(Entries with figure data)

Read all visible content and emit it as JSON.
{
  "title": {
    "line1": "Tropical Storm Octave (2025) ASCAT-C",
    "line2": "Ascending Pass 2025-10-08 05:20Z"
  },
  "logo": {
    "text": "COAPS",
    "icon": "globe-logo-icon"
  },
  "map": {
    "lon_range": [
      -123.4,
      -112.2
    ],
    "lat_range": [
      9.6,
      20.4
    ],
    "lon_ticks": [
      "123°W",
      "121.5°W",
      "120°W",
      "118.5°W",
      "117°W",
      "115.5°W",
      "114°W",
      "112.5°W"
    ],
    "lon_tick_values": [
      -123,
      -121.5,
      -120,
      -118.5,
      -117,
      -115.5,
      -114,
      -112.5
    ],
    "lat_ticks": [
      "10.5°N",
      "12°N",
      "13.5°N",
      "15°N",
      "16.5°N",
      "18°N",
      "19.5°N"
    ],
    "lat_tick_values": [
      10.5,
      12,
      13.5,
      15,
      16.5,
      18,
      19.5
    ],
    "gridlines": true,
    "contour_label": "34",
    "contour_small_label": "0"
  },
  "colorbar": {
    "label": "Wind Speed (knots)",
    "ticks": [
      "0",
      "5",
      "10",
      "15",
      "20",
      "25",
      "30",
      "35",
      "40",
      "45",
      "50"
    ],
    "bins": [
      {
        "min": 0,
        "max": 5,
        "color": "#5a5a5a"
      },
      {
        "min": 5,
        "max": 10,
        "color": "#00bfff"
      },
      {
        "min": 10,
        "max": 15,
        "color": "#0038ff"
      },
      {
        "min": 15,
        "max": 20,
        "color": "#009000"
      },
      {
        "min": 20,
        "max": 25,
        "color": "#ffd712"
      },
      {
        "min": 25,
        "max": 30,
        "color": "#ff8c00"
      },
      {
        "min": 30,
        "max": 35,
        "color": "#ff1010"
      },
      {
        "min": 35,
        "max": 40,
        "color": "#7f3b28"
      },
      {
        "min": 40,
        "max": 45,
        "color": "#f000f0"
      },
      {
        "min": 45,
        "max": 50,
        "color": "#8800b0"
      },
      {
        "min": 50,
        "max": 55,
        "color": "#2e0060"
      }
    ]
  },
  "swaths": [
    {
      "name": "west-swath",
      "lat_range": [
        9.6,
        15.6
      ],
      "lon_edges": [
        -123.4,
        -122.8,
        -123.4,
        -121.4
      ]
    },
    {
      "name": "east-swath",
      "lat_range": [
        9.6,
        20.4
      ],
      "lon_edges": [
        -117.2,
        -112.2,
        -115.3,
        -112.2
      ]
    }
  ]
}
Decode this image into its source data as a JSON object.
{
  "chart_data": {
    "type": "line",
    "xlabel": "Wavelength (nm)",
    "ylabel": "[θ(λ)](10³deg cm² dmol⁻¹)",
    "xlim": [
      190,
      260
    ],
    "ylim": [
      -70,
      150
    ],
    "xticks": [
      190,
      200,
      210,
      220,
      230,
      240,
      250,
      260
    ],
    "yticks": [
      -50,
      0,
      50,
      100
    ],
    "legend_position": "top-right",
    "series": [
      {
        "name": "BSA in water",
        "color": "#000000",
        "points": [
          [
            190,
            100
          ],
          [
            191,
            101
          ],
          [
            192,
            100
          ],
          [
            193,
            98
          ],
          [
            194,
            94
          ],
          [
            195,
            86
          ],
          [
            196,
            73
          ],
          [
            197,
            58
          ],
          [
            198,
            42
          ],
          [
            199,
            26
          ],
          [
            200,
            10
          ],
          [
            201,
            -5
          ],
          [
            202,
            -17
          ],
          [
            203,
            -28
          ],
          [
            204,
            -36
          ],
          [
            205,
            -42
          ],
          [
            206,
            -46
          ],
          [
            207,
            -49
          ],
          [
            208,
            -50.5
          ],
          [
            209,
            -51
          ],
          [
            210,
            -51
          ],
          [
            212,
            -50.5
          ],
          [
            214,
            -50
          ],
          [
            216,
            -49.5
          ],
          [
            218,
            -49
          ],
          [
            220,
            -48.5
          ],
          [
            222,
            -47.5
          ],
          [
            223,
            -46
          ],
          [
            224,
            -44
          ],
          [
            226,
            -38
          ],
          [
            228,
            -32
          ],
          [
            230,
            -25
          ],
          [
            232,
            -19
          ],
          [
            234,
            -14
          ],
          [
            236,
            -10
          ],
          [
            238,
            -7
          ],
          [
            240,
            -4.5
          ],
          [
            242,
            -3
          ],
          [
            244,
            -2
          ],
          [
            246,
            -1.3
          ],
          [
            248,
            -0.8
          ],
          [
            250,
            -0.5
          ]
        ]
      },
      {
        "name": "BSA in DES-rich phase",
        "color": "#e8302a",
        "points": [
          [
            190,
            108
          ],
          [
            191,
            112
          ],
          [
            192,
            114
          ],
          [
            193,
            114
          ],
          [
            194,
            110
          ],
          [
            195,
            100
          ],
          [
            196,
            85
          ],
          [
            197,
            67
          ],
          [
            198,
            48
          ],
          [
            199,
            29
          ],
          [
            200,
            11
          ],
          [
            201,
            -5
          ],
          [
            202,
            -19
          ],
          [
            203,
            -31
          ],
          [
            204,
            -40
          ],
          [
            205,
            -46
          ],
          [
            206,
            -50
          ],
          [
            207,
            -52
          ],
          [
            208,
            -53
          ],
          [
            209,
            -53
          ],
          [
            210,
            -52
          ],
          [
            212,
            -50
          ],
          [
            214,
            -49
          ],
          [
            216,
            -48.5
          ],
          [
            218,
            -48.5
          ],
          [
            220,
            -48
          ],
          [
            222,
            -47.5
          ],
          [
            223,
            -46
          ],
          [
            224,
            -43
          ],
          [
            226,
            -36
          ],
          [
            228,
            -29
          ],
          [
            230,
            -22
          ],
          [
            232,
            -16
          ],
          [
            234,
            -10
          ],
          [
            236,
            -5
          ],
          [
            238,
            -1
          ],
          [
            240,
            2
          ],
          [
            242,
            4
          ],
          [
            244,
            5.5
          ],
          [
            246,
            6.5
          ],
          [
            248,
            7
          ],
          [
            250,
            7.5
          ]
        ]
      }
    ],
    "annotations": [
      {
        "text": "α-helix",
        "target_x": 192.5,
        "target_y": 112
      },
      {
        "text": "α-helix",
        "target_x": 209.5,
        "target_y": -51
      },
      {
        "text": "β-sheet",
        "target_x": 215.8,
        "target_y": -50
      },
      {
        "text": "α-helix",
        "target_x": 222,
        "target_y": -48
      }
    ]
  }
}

■ Instructions for the task ■
Output all records verbatim.

■ Exercise output ■
Read all visible content and emit it as JSON.
{
  "title": {
    "line1": "Tropical Storm Octave (2025) ASCAT-C",
    "line2": "Ascending Pass 2025-10-08 05:20Z"
  },
  "logo": {
    "text": "COAPS",
    "icon": "globe-logo-icon"
  },
  "map": {
    "lon_range": [
      -123.4,
      -112.2
    ],
    "lat_range": [
      9.6,
      20.4
    ],
    "lon_ticks": [
      "123°W",
      "121.5°W",
      "120°W",
      "118.5°W",
      "117°W",
      "115.5°W",
      "114°W",
      "112.5°W"
    ],
    "lon_tick_values": [
      -123,
      -121.5,
      -120,
      -118.5,
      -117,
      -115.5,
      -114,
      -112.5
    ],
    "lat_ticks": [
      "10.5°N",
      "12°N",
      "13.5°N",
      "15°N",
      "16.5°N",
      "18°N",
      "19.5°N"
    ],
    "lat_tick_values": [
      10.5,
      12,
      13.5,
      15,
      16.5,
      18,
      19.5
    ],
    "gridlines": true,
    "contour_label": "34",
    "contour_small_label": "0"
  },
  "colorbar": {
    "label": "Wind Speed (knots)",
    "ticks": [
      "0",
      "5",
      "10",
      "15",
      "20",
      "25",
      "30",
      "35",
      "40",
      "45",
      "50"
    ],
    "bins": [
      {
        "min": 0,
        "max": 5,
        "color": "#5a5a5a"
      },
      {
        "min": 5,
        "max": 10,
        "color": "#00bfff"
      },
      {
        "min": 10,
        "max": 15,
        "color": "#0038ff"
      },
      {
        "min": 15,
        "max": 20,
        "color": "#009000"
      },
      {
        "min": 20,
        "max": 25,
        "color": "#ffd712"
      },
      {
        "min": 25,
        "max": 30,
        "color": "#ff8c00"
      },
      {
        "min": 30,
        "max": 35,
        "color": "#ff1010"
      },
      {
        "min": 35,
        "max": 40,
        "color": "#7f3b28"
      },
      {
        "min": 40,
        "max": 45,
        "color": "#f000f0"
      },
      {
        "min": 45,
        "max": 50,
        "color": "#8800b0"
      },
      {
        "min": 50,
        "max": 55,
        "color": "#2e0060"
      }
    ]
  },
  "swaths": [
    {
      "name": "west-swath",
      "lat_range": [
        9.6,
        15.6
      ],
      "lon_edges": [
        -123.4,
        -122.8,
        -123.4,
        -121.4
      ]
    },
    {
      "name": "east-swath",
      "lat_range": [
        9.6,
        20.4
      ],
      "lon_edges": [
        -117.2,
        -112.2,
        -115.3,
        -112.2
      ]
    }
  ]
}
Decode this image into its source data as a JSON object.
{
  "chart_data": {
    "type": "line",
    "xlabel": "Wavelength (nm)",
    "ylabel": "[θ(λ)](10³deg cm² dmol⁻¹)",
    "xlim": [
      190,
      260
    ],
    "ylim": [
      -70,
      150
    ],
    "xticks": [
      190,
      200,
      210,
      220,
      230,
      240,
      250,
      260
    ],
    "yticks": [
      -50,
      0,
      50,
      100
    ],
    "legend_position": "top-right",
    "series": [
      {
        "name": "BSA in water",
        "color": "#000000",
        "points": [
          [
            190,
            100
          ],
          [
            191,
            101
          ],
          [
            192,
            100
          ],
          [
            193,
            98
          ],
          [
            194,
            94
          ],
          [
            195,
            86
          ],
          [
            196,
            73
          ],
          [
            197,
            58
          ],
          [
            198,
            42
          ],
          [
            199,
            26
          ],
          [
            200,
            10
          ],
          [
            201,
            -5
          ],
          [
            202,
            -17
          ],
          [
            203,
            -28
          ],
          [
            204,
            -36
          ],
          [
            205,
            -42
          ],
          [
            206,
            -46
          ],
          [
            207,
            -49
          ],
          [
            208,
            -50.5
          ],
          [
            209,
            -51
          ],
          [
            210,
            -51
          ],
          [
            212,
            -50.5
          ],
          [
            214,
            -50
          ],
          [
            216,
            -49.5
          ],
          [
            218,
            -49
          ],
          [
            220,
            -48.5
          ],
          [
            222,
            -47.5
          ],
          [
            223,
            -46
          ],
          [
            224,
            -44
          ],
          [
            226,
            -38
          ],
          [
            228,
            -32
          ],
          [
            230,
            -25
          ],
          [
            232,
            -19
          ],
          [
            234,
            -14
          ],
          [
            236,
            -10
          ],
          [
            238,
            -7
          ],
          [
            240,
            -4.5
          ],
          [
            242,
            -3
          ],
          [
            244,
            -2
          ],
          [
            246,
            -1.3
          ],
          [
            248,
            -0.8
          ],
          [
            250,
            -0.5
          ]
        ]
      },
      {
        "name": "BSA in DES-rich phase",
        "color": "#e8302a",
        "points": [
          [
            190,
            108
          ],
          [
            191,
            112
          ],
          [
            192,
            114
          ],
          [
            193,
            114
          ],
          [
            194,
            110
          ],
          [
            195,
            100
          ],
          [
            196,
            85
          ],
          [
            197,
            67
          ],
          [
            198,
            48
          ],
          [
            199,
            29
          ],
          [
            200,
            11
          ],
          [
            201,
            -5
          ],
          [
            202,
            -19
          ],
          [
            203,
            -31
          ],
          [
            204,
            -40
          ],
          [
            205,
            -46
          ],
          [
            206,
            -50
          ],
          [
            207,
            -52
          ],
          [
            208,
            -53
          ],
          [
            209,
            -53
          ],
          [
            210,
            -52
          ],
          [
            212,
            -50
          ],
          [
            214,
            -49
          ],
          [
            216,
            -48.5
          ],
          [
            218,
            -48.5
          ],
          [
            220,
            -48
          ],
          [
            222,
            -47.5
          ],
          [
            223,
            -46
          ],
          [
            224,
            -43
          ],
          [
            226,
            -36
          ],
          [
            228,
            -29
          ],
          [
            230,
            -22
          ],
          [
            232,
            -16
          ],
          [
            234,
            -10
          ],
          [
            236,
            -5
          ],
          [
            238,
            -1
          ],
          [
            240,
            2
          ],
          [
            242,
            4
          ],
          [
            244,
            5.5
          ],
          [
            246,
            6.5
          ],
          [
            248,
            7
          ],
          [
            250,
            7.5
          ]
        ]
      }
    ],
    "annotations": [
      {
        "text": "α-helix",
        "target_x": 192.5,
        "target_y": 112
      },
      {
        "text": "α-helix",
        "target_x": 209.5,
        "target_y": -51
      },
      {
        "text": "β-sheet",
        "target_x": 215.8,
        "target_y": -50
      },
      {
        "text": "α-helix",
        "target_x": 222,
        "target_y": -48
      }
    ]
  }
}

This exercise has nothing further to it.